-- begin MATERIAL PROVIDED --
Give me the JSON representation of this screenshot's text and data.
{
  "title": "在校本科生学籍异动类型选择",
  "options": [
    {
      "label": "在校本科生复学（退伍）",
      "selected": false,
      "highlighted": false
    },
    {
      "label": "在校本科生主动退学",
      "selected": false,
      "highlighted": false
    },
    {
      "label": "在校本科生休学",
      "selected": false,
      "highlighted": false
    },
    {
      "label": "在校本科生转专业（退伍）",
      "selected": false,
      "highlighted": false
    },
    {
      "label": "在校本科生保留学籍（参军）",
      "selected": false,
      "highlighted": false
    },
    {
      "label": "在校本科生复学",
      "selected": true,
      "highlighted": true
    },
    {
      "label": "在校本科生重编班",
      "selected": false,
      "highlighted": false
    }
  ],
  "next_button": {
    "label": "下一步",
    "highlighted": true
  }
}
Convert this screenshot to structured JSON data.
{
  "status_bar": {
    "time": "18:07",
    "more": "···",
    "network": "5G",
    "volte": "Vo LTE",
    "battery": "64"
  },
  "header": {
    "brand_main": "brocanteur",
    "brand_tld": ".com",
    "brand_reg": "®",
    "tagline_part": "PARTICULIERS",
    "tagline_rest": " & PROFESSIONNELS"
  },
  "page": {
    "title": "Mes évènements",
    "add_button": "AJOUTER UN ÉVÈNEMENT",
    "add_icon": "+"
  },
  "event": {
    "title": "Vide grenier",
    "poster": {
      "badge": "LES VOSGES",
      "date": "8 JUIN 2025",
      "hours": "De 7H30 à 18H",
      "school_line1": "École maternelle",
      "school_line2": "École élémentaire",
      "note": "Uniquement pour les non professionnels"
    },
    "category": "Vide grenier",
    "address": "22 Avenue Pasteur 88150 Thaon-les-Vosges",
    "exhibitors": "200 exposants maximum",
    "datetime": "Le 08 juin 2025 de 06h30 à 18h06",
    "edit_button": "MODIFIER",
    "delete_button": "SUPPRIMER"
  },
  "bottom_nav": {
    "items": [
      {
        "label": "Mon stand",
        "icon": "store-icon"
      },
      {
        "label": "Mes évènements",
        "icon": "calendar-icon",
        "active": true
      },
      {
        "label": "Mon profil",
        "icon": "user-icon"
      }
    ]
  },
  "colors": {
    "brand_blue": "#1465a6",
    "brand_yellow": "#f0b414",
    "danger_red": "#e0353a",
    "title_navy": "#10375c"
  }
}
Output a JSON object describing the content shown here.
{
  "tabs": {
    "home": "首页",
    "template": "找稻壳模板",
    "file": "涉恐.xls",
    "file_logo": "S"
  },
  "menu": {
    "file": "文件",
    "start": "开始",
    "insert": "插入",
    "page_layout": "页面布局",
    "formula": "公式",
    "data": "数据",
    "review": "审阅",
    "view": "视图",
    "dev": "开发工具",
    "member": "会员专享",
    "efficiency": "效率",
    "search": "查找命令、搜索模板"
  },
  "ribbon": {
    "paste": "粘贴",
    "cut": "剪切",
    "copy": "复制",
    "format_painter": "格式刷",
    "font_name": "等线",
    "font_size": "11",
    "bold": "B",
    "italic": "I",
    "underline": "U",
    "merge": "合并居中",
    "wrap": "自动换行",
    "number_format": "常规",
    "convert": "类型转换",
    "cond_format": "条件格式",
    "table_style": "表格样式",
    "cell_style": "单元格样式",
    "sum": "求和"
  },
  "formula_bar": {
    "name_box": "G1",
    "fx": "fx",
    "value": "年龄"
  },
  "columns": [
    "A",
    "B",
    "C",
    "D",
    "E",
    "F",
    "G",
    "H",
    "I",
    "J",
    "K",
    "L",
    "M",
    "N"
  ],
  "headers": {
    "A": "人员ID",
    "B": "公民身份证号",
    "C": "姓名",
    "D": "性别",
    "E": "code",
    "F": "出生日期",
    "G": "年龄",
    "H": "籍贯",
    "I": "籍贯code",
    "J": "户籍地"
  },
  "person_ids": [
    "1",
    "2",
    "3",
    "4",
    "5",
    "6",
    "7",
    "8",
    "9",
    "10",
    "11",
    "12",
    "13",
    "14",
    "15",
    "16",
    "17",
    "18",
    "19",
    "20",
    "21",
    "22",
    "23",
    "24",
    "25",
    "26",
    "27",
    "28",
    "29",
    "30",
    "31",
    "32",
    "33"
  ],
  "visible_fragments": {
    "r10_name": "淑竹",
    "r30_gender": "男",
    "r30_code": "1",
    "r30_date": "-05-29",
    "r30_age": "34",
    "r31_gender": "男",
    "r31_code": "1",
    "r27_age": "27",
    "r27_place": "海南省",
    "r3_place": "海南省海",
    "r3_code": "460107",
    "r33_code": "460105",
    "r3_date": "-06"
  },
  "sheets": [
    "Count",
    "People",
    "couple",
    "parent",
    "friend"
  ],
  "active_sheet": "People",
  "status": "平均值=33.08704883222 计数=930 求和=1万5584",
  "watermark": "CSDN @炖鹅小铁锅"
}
-- end MATERIAL PROVIDED --
**TASK TO CARRY OUT**
Look through the lines above and collect those with the word "screenshot".

**RESULT BELOW**
Give me the JSON representation of this screenshot's text and data.
Convert this screenshot to structured JSON data.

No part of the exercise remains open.